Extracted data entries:
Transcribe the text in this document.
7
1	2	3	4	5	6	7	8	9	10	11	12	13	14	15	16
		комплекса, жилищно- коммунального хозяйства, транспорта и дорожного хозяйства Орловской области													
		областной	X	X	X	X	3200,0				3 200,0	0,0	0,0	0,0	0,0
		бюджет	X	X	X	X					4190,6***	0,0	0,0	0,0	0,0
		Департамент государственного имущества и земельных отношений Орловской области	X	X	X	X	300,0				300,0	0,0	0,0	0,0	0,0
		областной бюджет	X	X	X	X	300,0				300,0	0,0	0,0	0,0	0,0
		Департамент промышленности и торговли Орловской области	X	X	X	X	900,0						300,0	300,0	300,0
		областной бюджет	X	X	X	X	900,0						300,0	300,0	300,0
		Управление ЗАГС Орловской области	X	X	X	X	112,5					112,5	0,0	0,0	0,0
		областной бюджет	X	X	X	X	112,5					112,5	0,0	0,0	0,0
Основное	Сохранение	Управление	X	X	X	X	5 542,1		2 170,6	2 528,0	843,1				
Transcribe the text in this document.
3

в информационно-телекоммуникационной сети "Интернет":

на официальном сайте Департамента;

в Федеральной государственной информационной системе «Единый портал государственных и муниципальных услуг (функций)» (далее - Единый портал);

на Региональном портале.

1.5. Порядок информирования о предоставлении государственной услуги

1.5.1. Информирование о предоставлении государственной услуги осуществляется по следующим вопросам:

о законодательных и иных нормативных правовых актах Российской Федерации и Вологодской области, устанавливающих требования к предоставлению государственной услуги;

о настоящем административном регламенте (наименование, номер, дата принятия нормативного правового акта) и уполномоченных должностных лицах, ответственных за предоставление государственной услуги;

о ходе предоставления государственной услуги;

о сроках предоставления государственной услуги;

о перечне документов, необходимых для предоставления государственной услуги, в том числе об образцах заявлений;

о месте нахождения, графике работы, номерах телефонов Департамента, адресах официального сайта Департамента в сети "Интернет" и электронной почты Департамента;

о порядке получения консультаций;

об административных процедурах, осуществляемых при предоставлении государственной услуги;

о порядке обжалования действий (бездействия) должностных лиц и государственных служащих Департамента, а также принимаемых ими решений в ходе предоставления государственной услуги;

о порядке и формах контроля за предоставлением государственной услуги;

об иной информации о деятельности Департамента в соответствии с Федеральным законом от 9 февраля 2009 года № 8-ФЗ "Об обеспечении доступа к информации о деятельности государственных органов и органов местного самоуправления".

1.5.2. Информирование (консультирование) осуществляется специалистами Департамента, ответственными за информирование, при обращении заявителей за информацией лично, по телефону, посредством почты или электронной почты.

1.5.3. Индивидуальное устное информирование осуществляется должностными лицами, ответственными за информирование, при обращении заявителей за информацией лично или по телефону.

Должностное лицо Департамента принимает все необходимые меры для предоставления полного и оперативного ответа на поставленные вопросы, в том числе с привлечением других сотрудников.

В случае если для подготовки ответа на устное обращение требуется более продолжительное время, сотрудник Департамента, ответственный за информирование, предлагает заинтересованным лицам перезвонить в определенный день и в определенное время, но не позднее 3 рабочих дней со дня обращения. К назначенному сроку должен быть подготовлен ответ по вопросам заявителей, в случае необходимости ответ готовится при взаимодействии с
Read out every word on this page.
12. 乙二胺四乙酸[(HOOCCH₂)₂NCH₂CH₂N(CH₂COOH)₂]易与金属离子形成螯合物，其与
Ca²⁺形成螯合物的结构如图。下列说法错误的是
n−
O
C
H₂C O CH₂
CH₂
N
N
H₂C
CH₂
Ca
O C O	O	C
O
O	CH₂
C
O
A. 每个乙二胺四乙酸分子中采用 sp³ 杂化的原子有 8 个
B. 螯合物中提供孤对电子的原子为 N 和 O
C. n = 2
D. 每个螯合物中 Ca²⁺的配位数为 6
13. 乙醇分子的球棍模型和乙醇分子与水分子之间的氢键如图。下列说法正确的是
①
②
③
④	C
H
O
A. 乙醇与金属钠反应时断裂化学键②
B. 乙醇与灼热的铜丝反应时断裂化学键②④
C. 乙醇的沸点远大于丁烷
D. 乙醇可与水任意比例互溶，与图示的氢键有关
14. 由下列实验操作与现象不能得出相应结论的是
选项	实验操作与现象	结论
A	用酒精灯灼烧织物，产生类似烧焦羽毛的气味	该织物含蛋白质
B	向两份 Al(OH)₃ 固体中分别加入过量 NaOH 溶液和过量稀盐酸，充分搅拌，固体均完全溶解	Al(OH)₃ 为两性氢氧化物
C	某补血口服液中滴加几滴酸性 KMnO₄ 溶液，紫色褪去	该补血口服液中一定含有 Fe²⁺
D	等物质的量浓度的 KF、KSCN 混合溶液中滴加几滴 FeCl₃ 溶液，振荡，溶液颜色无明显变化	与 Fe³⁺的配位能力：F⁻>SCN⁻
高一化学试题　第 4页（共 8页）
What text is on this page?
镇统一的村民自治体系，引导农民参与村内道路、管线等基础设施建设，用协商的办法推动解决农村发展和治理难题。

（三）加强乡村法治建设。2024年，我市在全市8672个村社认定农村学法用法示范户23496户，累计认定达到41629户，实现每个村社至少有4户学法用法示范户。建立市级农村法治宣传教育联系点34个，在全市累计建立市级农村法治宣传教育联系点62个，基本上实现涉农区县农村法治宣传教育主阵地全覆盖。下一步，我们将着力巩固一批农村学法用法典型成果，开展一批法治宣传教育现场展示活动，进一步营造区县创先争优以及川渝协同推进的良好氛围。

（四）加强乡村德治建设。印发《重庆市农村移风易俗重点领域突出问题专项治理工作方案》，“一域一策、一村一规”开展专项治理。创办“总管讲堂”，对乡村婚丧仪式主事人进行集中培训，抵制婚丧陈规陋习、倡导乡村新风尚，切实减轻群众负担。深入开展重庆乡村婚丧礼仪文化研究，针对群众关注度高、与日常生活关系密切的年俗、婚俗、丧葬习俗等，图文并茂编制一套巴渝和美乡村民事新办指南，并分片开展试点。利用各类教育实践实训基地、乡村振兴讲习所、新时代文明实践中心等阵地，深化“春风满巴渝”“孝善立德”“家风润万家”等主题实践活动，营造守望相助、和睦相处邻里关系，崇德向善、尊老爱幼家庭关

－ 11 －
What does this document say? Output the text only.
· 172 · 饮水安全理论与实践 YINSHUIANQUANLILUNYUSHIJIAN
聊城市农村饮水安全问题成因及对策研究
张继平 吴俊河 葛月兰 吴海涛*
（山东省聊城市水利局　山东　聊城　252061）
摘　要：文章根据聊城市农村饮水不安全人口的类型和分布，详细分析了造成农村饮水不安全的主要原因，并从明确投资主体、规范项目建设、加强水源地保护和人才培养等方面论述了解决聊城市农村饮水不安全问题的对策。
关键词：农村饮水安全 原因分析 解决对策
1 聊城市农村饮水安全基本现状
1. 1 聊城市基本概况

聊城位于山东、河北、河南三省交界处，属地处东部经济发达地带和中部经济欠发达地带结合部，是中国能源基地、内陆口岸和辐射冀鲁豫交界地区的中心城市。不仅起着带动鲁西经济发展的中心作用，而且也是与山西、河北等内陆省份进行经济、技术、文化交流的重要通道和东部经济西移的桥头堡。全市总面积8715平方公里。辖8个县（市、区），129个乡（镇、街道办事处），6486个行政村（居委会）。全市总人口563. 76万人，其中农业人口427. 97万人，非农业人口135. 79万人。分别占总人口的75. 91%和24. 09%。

## [Problem requirements]
Make an exact copy of the listing, including every line.

## [Task answer]
Transcribe the text in this document.
7
1	2	3	4	5	6	7	8	9	10	11	12	13	14	15	16
		комплекса, жилищно- коммунального хозяйства, транспорта и дорожного хозяйства Орловской области													
		областной	X	X	X	X	3200,0				3 200,0	0,0	0,0	0,0	0,0
		бюджет	X	X	X	X					4190,6***	0,0	0,0	0,0	0,0
		Департамент государственного имущества и земельных отношений Орловской области	X	X	X	X	300,0				300,0	0,0	0,0	0,0	0,0
		областной бюджет	X	X	X	X	300,0				300,0	0,0	0,0	0,0	0,0
		Департамент промышленности и торговли Орловской области	X	X	X	X	900,0						300,0	300,0	300,0
		областной бюджет	X	X	X	X	900,0						300,0	300,0	300,0
		Управление ЗАГС Орловской области	X	X	X	X	112,5					112,5	0,0	0,0	0,0
		областной бюджет	X	X	X	X	112,5					112,5	0,0	0,0	0,0
Основное	Сохранение	Управление	X	X	X	X	5 542,1		2 170,6	2 528,0	843,1				
Transcribe the text in this document.
3

в информационно-телекоммуникационной сети "Интернет":

на официальном сайте Департамента;

в Федеральной государственной информационной системе «Единый портал государственных и муниципальных услуг (функций)» (далее - Единый портал);

на Региональном портале.

1.5. Порядок информирования о предоставлении государственной услуги

1.5.1. Информирование о предоставлении государственной услуги осуществляется по следующим вопросам:

о законодательных и иных нормативных правовых актах Российской Федерации и Вологодской области, устанавливающих требования к предоставлению государственной услуги;

о настоящем административном регламенте (наименование, номер, дата принятия нормативного правового акта) и уполномоченных должностных лицах, ответственных за предоставление государственной услуги;

о ходе предоставления государственной услуги;

о сроках предоставления государственной услуги;

о перечне документов, необходимых для предоставления государственной услуги, в том числе об образцах заявлений;

о месте нахождения, графике работы, номерах телефонов Департамента, адресах официального сайта Департамента в сети "Интернет" и электронной почты Департамента;

о порядке получения консультаций;

об административных процедурах, осуществляемых при предоставлении государственной услуги;

о порядке обжалования действий (бездействия) должностных лиц и государственных служащих Департамента, а также принимаемых ими решений в ходе предоставления государственной услуги;

о порядке и формах контроля за предоставлением государственной услуги;

об иной информации о деятельности Департамента в соответствии с Федеральным законом от 9 февраля 2009 года № 8-ФЗ "Об обеспечении доступа к информации о деятельности государственных органов и органов местного самоуправления".

1.5.2. Информирование (консультирование) осуществляется специалистами Департамента, ответственными за информирование, при обращении заявителей за информацией лично, по телефону, посредством почты или электронной почты.

1.5.3. Индивидуальное устное информирование осуществляется должностными лицами, ответственными за информирование, при обращении заявителей за информацией лично или по телефону.

Должностное лицо Департамента принимает все необходимые меры для предоставления полного и оперативного ответа на поставленные вопросы, в том числе с привлечением других сотрудников.

В случае если для подготовки ответа на устное обращение требуется более продолжительное время, сотрудник Департамента, ответственный за информирование, предлагает заинтересованным лицам перезвонить в определенный день и в определенное время, но не позднее 3 рабочих дней со дня обращения. К назначенному сроку должен быть подготовлен ответ по вопросам заявителей, в случае необходимости ответ готовится при взаимодействии с
Read out every word on this page.
12. 乙二胺四乙酸[(HOOCCH₂)₂NCH₂CH₂N(CH₂COOH)₂]易与金属离子形成螯合物，其与
Ca²⁺形成螯合物的结构如图。下列说法错误的是
n−
O
C
H₂C O CH₂
CH₂
N
N
H₂C
CH₂
Ca
O C O	O	C
O
O	CH₂
C
O
A. 每个乙二胺四乙酸分子中采用 sp³ 杂化的原子有 8 个
B. 螯合物中提供孤对电子的原子为 N 和 O
C. n = 2
D. 每个螯合物中 Ca²⁺的配位数为 6
13. 乙醇分子的球棍模型和乙醇分子与水分子之间的氢键如图。下列说法正确的是
①
②
③
④	C
H
O
A. 乙醇与金属钠反应时断裂化学键②
B. 乙醇与灼热的铜丝反应时断裂化学键②④
C. 乙醇的沸点远大于丁烷
D. 乙醇可与水任意比例互溶，与图示的氢键有关
14. 由下列实验操作与现象不能得出相应结论的是
选项	实验操作与现象	结论
A	用酒精灯灼烧织物，产生类似烧焦羽毛的气味	该织物含蛋白质
B	向两份 Al(OH)₃ 固体中分别加入过量 NaOH 溶液和过量稀盐酸，充分搅拌，固体均完全溶解	Al(OH)₃ 为两性氢氧化物
C	某补血口服液中滴加几滴酸性 KMnO₄ 溶液，紫色褪去	该补血口服液中一定含有 Fe²⁺
D	等物质的量浓度的 KF、KSCN 混合溶液中滴加几滴 FeCl₃ 溶液，振荡，溶液颜色无明显变化	与 Fe³⁺的配位能力：F⁻>SCN⁻
高一化学试题　第 4页（共 8页）
What text is on this page?
镇统一的村民自治体系，引导农民参与村内道路、管线等基础设施建设，用协商的办法推动解决农村发展和治理难题。

（三）加强乡村法治建设。2024年，我市在全市8672个村社认定农村学法用法示范户23496户，累计认定达到41629户，实现每个村社至少有4户学法用法示范户。建立市级农村法治宣传教育联系点34个，在全市累计建立市级农村法治宣传教育联系点62个，基本上实现涉农区县农村法治宣传教育主阵地全覆盖。下一步，我们将着力巩固一批农村学法用法典型成果，开展一批法治宣传教育现场展示活动，进一步营造区县创先争优以及川渝协同推进的良好氛围。

（四）加强乡村德治建设。印发《重庆市农村移风易俗重点领域突出问题专项治理工作方案》，“一域一策、一村一规”开展专项治理。创办“总管讲堂”，对乡村婚丧仪式主事人进行集中培训，抵制婚丧陈规陋习、倡导乡村新风尚，切实减轻群众负担。深入开展重庆乡村婚丧礼仪文化研究，针对群众关注度高、与日常生活关系密切的年俗、婚俗、丧葬习俗等，图文并茂编制一套巴渝和美乡村民事新办指南，并分片开展试点。利用各类教育实践实训基地、乡村振兴讲习所、新时代文明实践中心等阵地，深化“春风满巴渝”“孝善立德”“家风润万家”等主题实践活动，营造守望相助、和睦相处邻里关系，崇德向善、尊老爱幼家庭关

－ 11 －
What does this document say? Output the text only.
· 172 · 饮水安全理论与实践 YINSHUIANQUANLILUNYUSHIJIAN
聊城市农村饮水安全问题成因及对策研究
张继平 吴俊河 葛月兰 吴海涛*
（山东省聊城市水利局　山东　聊城　252061）
摘　要：文章根据聊城市农村饮水不安全人口的类型和分布，详细分析了造成农村饮水不安全的主要原因，并从明确投资主体、规范项目建设、加强水源地保护和人才培养等方面论述了解决聊城市农村饮水不安全问题的对策。
关键词：农村饮水安全 原因分析 解决对策
1 聊城市农村饮水安全基本现状
1. 1 聊城市基本概况

聊城位于山东、河北、河南三省交界处，属地处东部经济发达地带和中部经济欠发达地带结合部，是中国能源基地、内陆口岸和辐射冀鲁豫交界地区的中心城市。不仅起着带动鲁西经济发展的中心作用，而且也是与山西、河北等内陆省份进行经济、技术、文化交流的重要通道和东部经济西移的桥头堡。全市总面积8715平方公里。辖8个县（市、区），129个乡（镇、街道办事处），6486个行政村（居委会）。全市总人口563. 76万人，其中农业人口427. 97万人，非农业人口135. 79万人。分别占总人口的75. 91%和24. 09%。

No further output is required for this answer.